* AIM
Reproduce all the entries precisely.

[START PROVIDED MATERIAL]

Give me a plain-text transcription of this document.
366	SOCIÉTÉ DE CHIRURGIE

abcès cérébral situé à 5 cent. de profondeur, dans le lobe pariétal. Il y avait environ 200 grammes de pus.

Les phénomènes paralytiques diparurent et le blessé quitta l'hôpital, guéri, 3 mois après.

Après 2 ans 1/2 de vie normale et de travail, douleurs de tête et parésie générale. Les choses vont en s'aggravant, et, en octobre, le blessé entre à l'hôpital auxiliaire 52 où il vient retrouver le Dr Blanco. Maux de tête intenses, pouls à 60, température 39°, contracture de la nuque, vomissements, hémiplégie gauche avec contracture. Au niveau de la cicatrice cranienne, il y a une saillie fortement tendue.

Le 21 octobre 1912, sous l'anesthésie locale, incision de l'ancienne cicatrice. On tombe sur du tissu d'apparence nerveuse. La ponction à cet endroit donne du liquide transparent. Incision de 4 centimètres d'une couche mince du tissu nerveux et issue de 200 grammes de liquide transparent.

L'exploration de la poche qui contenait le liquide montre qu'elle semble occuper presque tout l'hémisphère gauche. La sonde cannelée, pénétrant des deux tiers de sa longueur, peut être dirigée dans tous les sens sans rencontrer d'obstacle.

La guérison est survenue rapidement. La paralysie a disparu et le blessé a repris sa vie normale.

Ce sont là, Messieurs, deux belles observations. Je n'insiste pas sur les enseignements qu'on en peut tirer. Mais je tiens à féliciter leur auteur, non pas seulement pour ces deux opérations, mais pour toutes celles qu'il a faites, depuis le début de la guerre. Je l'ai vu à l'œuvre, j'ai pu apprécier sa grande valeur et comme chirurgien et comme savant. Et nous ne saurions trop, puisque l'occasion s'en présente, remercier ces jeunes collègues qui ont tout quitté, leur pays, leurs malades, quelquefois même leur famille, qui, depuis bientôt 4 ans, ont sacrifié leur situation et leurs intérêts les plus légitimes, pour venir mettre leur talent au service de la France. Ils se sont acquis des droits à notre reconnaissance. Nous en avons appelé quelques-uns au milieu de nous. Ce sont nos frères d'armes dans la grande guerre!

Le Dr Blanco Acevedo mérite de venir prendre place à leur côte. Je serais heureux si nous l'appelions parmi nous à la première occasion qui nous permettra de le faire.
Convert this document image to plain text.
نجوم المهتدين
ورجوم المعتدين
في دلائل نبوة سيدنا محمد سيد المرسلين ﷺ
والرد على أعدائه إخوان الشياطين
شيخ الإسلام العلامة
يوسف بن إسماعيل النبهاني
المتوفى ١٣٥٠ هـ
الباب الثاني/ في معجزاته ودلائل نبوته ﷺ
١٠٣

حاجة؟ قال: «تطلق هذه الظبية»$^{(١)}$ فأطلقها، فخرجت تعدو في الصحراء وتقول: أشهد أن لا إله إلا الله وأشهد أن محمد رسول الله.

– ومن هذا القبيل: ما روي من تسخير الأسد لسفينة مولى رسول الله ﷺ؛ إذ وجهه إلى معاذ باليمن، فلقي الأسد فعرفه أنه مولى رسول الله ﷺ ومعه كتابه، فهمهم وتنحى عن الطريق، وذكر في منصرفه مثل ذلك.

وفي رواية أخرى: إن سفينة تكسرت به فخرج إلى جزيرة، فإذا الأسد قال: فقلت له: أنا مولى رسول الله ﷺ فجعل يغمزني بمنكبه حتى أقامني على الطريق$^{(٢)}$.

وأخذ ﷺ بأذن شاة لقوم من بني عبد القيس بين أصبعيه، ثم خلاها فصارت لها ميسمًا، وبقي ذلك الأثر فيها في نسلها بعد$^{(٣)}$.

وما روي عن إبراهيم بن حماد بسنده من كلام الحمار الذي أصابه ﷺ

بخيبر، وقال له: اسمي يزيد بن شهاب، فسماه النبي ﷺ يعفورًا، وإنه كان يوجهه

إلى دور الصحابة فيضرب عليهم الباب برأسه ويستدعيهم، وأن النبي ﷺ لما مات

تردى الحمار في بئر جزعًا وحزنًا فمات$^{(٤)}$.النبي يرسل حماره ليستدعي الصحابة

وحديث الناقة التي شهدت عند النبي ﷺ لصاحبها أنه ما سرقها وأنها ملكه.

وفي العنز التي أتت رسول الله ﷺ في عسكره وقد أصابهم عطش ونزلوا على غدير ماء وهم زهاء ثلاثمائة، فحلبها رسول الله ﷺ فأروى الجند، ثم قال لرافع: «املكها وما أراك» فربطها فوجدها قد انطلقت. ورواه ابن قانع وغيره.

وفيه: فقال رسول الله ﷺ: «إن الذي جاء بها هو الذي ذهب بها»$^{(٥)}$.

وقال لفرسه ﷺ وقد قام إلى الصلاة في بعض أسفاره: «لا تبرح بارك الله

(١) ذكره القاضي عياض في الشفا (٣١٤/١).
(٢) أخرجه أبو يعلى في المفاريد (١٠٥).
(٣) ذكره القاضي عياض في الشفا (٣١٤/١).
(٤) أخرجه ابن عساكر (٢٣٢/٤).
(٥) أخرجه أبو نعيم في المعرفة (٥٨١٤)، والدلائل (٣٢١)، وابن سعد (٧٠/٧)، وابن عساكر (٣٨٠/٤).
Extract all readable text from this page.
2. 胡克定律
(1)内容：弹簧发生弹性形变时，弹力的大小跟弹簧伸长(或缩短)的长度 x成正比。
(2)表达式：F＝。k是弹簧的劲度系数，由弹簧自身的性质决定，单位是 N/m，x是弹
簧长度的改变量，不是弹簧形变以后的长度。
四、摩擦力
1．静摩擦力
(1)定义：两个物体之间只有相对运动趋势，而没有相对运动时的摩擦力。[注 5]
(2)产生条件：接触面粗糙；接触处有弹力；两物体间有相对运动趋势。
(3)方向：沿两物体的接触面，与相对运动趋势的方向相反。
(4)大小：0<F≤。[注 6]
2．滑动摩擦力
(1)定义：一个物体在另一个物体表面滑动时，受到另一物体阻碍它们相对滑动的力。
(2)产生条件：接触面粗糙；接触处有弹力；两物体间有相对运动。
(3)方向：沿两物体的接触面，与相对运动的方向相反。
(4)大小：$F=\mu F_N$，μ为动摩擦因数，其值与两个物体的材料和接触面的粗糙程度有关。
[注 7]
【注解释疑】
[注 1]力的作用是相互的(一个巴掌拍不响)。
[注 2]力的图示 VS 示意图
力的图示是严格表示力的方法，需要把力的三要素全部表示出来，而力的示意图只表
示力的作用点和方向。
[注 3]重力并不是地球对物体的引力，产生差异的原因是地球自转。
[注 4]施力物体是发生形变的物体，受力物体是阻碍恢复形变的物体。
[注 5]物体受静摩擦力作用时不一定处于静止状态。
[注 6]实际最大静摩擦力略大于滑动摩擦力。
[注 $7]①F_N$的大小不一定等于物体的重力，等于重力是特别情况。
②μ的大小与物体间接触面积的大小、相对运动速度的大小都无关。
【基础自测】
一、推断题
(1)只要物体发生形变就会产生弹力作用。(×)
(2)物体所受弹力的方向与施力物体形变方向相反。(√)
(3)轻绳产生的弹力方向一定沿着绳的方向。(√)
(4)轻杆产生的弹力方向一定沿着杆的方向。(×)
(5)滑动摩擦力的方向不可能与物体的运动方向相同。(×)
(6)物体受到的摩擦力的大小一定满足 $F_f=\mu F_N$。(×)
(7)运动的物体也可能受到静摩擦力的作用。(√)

[END PROVIDED MATERIAL]

* THE RESPONSE
Give me a plain-text transcription of this document.
366	SOCIÉTÉ DE CHIRURGIE

abcès cérébral situé à 5 cent. de profondeur, dans le lobe pariétal. Il y avait environ 200 grammes de pus.

Les phénomènes paralytiques diparurent et le blessé quitta l'hôpital, guéri, 3 mois après.

Après 2 ans 1/2 de vie normale et de travail, douleurs de tête et parésie générale. Les choses vont en s'aggravant, et, en octobre, le blessé entre à l'hôpital auxiliaire 52 où il vient retrouver le Dr Blanco. Maux de tête intenses, pouls à 60, température 39°, contracture de la nuque, vomissements, hémiplégie gauche avec contracture. Au niveau de la cicatrice cranienne, il y a une saillie fortement tendue.

Le 21 octobre 1912, sous l'anesthésie locale, incision de l'ancienne cicatrice. On tombe sur du tissu d'apparence nerveuse. La ponction à cet endroit donne du liquide transparent. Incision de 4 centimètres d'une couche mince du tissu nerveux et issue de 200 grammes de liquide transparent.

L'exploration de la poche qui contenait le liquide montre qu'elle semble occuper presque tout l'hémisphère gauche. La sonde cannelée, pénétrant des deux tiers de sa longueur, peut être dirigée dans tous les sens sans rencontrer d'obstacle.

La guérison est survenue rapidement. La paralysie a disparu et le blessé a repris sa vie normale.

Ce sont là, Messieurs, deux belles observations. Je n'insiste pas sur les enseignements qu'on en peut tirer. Mais je tiens à féliciter leur auteur, non pas seulement pour ces deux opérations, mais pour toutes celles qu'il a faites, depuis le début de la guerre. Je l'ai vu à l'œuvre, j'ai pu apprécier sa grande valeur et comme chirurgien et comme savant. Et nous ne saurions trop, puisque l'occasion s'en présente, remercier ces jeunes collègues qui ont tout quitté, leur pays, leurs malades, quelquefois même leur famille, qui, depuis bientôt 4 ans, ont sacrifié leur situation et leurs intérêts les plus légitimes, pour venir mettre leur talent au service de la France. Ils se sont acquis des droits à notre reconnaissance. Nous en avons appelé quelques-uns au milieu de nous. Ce sont nos frères d'armes dans la grande guerre!

Le Dr Blanco Acevedo mérite de venir prendre place à leur côte. Je serais heureux si nous l'appelions parmi nous à la première occasion qui nous permettra de le faire.
Convert this document image to plain text.
نجوم المهتدين
ورجوم المعتدين
في دلائل نبوة سيدنا محمد سيد المرسلين ﷺ
والرد على أعدائه إخوان الشياطين
شيخ الإسلام العلامة
يوسف بن إسماعيل النبهاني
المتوفى ١٣٥٠ هـ
الباب الثاني/ في معجزاته ودلائل نبوته ﷺ
١٠٣

حاجة؟ قال: «تطلق هذه الظبية»$^{(١)}$ فأطلقها، فخرجت تعدو في الصحراء وتقول: أشهد أن لا إله إلا الله وأشهد أن محمد رسول الله.

– ومن هذا القبيل: ما روي من تسخير الأسد لسفينة مولى رسول الله ﷺ؛ إذ وجهه إلى معاذ باليمن، فلقي الأسد فعرفه أنه مولى رسول الله ﷺ ومعه كتابه، فهمهم وتنحى عن الطريق، وذكر في منصرفه مثل ذلك.

وفي رواية أخرى: إن سفينة تكسرت به فخرج إلى جزيرة، فإذا الأسد قال: فقلت له: أنا مولى رسول الله ﷺ فجعل يغمزني بمنكبه حتى أقامني على الطريق$^{(٢)}$.

وأخذ ﷺ بأذن شاة لقوم من بني عبد القيس بين أصبعيه، ثم خلاها فصارت لها ميسمًا، وبقي ذلك الأثر فيها في نسلها بعد$^{(٣)}$.

وما روي عن إبراهيم بن حماد بسنده من كلام الحمار الذي أصابه ﷺ

بخيبر، وقال له: اسمي يزيد بن شهاب، فسماه النبي ﷺ يعفورًا، وإنه كان يوجهه

إلى دور الصحابة فيضرب عليهم الباب برأسه ويستدعيهم، وأن النبي ﷺ لما مات

تردى الحمار في بئر جزعًا وحزنًا فمات$^{(٤)}$.النبي يرسل حماره ليستدعي الصحابة

وحديث الناقة التي شهدت عند النبي ﷺ لصاحبها أنه ما سرقها وأنها ملكه.

وفي العنز التي أتت رسول الله ﷺ في عسكره وقد أصابهم عطش ونزلوا على غدير ماء وهم زهاء ثلاثمائة، فحلبها رسول الله ﷺ فأروى الجند، ثم قال لرافع: «املكها وما أراك» فربطها فوجدها قد انطلقت. ورواه ابن قانع وغيره.

وفيه: فقال رسول الله ﷺ: «إن الذي جاء بها هو الذي ذهب بها»$^{(٥)}$.

وقال لفرسه ﷺ وقد قام إلى الصلاة في بعض أسفاره: «لا تبرح بارك الله

(١) ذكره القاضي عياض في الشفا (٣١٤/١).
(٢) أخرجه أبو يعلى في المفاريد (١٠٥).
(٣) ذكره القاضي عياض في الشفا (٣١٤/١).
(٤) أخرجه ابن عساكر (٢٣٢/٤).
(٥) أخرجه أبو نعيم في المعرفة (٥٨١٤)، والدلائل (٣٢١)، وابن سعد (٧٠/٧)، وابن عساكر (٣٨٠/٤).
Extract all readable text from this page.
2. 胡克定律
(1)内容：弹簧发生弹性形变时，弹力的大小跟弹簧伸长(或缩短)的长度 x成正比。
(2)表达式：F＝。k是弹簧的劲度系数，由弹簧自身的性质决定，单位是 N/m，x是弹
簧长度的改变量，不是弹簧形变以后的长度。
四、摩擦力
1．静摩擦力
(1)定义：两个物体之间只有相对运动趋势，而没有相对运动时的摩擦力。[注 5]
(2)产生条件：接触面粗糙；接触处有弹力；两物体间有相对运动趋势。
(3)方向：沿两物体的接触面，与相对运动趋势的方向相反。
(4)大小：0<F≤。[注 6]
2．滑动摩擦力
(1)定义：一个物体在另一个物体表面滑动时，受到另一物体阻碍它们相对滑动的力。
(2)产生条件：接触面粗糙；接触处有弹力；两物体间有相对运动。
(3)方向：沿两物体的接触面，与相对运动的方向相反。
(4)大小：$F=\mu F_N$，μ为动摩擦因数，其值与两个物体的材料和接触面的粗糙程度有关。
[注 7]
【注解释疑】
[注 1]力的作用是相互的(一个巴掌拍不响)。
[注 2]力的图示 VS 示意图
力的图示是严格表示力的方法，需要把力的三要素全部表示出来，而力的示意图只表
示力的作用点和方向。
[注 3]重力并不是地球对物体的引力，产生差异的原因是地球自转。
[注 4]施力物体是发生形变的物体，受力物体是阻碍恢复形变的物体。
[注 5]物体受静摩擦力作用时不一定处于静止状态。
[注 6]实际最大静摩擦力略大于滑动摩擦力。
[注 $7]①F_N$的大小不一定等于物体的重力，等于重力是特别情况。
②μ的大小与物体间接触面积的大小、相对运动速度的大小都无关。
【基础自测】
一、推断题
(1)只要物体发生形变就会产生弹力作用。(×)
(2)物体所受弹力的方向与施力物体形变方向相反。(√)
(3)轻绳产生的弹力方向一定沿着绳的方向。(√)
(4)轻杆产生的弹力方向一定沿着杆的方向。(×)
(5)滑动摩擦力的方向不可能与物体的运动方向相同。(×)
(6)物体受到的摩擦力的大小一定满足 $F_f=\mu F_N$。(×)
(7)运动的物体也可能受到静摩擦力的作用。(√)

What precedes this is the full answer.